** start of Record set **
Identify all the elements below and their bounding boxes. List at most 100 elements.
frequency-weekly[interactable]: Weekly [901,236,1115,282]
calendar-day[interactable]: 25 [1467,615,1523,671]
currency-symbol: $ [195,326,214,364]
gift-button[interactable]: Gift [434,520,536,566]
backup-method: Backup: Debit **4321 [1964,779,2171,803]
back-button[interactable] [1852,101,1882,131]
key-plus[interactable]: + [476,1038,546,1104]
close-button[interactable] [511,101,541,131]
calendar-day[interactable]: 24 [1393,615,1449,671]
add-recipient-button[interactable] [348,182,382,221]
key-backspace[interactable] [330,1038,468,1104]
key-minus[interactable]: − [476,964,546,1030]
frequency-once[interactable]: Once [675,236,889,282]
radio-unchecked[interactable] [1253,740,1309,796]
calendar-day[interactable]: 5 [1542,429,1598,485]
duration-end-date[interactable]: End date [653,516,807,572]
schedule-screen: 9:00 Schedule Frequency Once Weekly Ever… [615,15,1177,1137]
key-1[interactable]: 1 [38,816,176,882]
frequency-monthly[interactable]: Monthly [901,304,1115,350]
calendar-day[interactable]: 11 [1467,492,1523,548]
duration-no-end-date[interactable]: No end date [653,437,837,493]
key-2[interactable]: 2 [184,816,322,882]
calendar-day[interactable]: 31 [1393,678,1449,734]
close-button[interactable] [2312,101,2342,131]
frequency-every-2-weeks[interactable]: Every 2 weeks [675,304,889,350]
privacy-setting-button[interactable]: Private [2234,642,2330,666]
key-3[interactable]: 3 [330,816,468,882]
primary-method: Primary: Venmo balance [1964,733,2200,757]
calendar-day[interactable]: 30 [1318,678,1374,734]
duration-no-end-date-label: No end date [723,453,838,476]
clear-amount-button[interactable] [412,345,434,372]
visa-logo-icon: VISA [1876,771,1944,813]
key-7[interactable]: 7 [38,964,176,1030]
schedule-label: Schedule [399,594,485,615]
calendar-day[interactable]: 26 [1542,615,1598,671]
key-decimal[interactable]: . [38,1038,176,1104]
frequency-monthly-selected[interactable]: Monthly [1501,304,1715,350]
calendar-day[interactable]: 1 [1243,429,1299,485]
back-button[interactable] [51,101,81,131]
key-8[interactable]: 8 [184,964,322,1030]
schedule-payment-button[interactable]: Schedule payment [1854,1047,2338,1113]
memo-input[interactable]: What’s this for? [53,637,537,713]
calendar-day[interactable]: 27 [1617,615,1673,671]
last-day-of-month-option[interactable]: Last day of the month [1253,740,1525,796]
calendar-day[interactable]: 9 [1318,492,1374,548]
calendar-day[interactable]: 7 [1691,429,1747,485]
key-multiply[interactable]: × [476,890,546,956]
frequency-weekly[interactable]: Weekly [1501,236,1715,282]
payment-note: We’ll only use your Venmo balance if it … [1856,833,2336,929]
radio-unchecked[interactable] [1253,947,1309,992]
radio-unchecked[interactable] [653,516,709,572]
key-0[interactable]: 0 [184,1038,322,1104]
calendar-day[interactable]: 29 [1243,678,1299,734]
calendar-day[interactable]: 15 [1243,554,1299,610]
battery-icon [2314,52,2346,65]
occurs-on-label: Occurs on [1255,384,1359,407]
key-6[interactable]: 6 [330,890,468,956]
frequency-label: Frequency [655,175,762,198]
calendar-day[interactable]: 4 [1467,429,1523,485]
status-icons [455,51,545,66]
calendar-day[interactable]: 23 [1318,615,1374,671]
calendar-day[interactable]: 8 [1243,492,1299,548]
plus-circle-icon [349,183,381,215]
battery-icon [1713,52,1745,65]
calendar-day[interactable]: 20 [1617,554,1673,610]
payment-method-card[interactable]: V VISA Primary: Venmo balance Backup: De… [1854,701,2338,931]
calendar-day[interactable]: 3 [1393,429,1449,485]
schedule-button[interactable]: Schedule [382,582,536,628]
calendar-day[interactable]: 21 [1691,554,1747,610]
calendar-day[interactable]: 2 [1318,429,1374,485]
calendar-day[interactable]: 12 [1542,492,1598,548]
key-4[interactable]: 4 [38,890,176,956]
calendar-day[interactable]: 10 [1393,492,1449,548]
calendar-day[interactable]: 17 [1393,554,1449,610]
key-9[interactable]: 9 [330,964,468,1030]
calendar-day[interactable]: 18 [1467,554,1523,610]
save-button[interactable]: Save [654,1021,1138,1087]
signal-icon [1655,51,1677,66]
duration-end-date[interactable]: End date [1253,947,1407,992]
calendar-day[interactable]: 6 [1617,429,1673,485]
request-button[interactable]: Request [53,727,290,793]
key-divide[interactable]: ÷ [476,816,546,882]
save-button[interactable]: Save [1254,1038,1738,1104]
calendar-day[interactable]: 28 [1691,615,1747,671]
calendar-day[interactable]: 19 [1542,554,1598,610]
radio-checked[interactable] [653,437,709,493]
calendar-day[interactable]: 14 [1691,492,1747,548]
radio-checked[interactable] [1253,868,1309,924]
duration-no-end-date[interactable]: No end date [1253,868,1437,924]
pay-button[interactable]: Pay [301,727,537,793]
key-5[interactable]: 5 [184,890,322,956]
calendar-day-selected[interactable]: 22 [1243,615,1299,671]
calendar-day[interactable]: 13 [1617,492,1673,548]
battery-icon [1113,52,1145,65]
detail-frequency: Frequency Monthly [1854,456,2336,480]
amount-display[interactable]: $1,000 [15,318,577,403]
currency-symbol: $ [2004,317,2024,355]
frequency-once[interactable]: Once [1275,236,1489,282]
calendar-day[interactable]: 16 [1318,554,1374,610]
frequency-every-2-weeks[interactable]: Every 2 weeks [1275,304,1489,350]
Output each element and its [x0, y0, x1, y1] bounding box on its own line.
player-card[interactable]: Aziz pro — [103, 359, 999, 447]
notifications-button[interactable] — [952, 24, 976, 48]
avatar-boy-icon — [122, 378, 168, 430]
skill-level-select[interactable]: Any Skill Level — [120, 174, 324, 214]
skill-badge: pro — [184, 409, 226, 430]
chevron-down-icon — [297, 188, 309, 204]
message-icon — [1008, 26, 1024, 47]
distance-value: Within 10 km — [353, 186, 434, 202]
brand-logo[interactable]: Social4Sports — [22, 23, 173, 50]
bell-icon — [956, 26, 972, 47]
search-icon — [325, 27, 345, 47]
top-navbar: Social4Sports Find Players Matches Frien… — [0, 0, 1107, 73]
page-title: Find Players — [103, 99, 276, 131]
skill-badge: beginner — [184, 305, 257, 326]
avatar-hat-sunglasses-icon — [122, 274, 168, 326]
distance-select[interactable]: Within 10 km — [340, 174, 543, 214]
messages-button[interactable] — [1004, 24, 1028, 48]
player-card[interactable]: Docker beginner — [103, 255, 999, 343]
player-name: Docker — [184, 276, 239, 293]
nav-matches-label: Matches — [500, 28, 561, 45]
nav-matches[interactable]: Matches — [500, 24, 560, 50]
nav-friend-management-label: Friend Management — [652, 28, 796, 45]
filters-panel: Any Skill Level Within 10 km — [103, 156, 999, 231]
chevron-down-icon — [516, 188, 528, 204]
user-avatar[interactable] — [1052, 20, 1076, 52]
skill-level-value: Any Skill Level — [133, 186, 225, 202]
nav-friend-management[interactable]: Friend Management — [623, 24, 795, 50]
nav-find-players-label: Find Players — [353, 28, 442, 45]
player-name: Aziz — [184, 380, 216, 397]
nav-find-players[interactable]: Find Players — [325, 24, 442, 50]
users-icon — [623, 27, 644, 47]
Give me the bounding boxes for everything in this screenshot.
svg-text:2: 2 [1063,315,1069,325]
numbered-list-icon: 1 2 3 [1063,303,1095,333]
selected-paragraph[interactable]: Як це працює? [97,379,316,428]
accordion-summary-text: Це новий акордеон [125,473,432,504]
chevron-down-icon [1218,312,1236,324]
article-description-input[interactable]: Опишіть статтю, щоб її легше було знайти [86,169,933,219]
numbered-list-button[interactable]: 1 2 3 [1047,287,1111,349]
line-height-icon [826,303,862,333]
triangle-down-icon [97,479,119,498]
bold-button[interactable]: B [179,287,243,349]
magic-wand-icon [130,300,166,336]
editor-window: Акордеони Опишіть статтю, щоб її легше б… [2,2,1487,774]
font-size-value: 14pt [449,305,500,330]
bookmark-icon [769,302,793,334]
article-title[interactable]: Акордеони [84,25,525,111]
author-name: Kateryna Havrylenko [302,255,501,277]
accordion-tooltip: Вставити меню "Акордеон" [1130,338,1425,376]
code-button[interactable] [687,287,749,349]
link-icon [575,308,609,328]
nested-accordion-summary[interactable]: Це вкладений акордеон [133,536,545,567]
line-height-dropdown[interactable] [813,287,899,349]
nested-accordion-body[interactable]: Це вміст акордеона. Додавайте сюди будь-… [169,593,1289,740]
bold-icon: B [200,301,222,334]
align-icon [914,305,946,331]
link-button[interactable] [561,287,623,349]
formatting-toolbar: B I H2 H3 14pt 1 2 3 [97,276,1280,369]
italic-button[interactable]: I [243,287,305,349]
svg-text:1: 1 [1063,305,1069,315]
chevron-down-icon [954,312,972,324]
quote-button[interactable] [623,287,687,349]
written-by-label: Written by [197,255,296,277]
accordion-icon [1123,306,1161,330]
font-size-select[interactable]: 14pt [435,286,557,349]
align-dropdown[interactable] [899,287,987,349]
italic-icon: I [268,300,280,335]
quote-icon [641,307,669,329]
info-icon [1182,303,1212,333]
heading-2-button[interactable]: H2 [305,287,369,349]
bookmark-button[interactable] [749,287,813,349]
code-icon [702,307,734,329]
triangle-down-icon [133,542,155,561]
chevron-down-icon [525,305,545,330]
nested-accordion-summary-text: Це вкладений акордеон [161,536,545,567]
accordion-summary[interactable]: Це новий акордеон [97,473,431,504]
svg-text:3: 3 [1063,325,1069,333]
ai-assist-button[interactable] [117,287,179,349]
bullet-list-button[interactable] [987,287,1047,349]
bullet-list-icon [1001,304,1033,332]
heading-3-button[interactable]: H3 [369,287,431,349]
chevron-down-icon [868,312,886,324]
** end of Record set **
* _Problem requirements_
Rewrite the material from the start down to the line containing "calendar-day[interactable]: 24 [1393,615,1449,671]", swapping "Debit" for "Credit" and leaving everything else as it is.

* _Full output_
Identify all the elements below and their bounding boxes. List at most 100 elements.
frequency-weekly[interactable]: Weekly [901,236,1115,282]
calendar-day[interactable]: 25 [1467,615,1523,671]
currency-symbol: $ [195,326,214,364]
gift-button[interactable]: Gift [434,520,536,566]
backup-method: Backup: Credit **4321 [1964,779,2171,803]
back-button[interactable] [1852,101,1882,131]
key-plus[interactable]: + [476,1038,546,1104]
close-button[interactable] [511,101,541,131]
calendar-day[interactable]: 24 [1393,615,1449,671]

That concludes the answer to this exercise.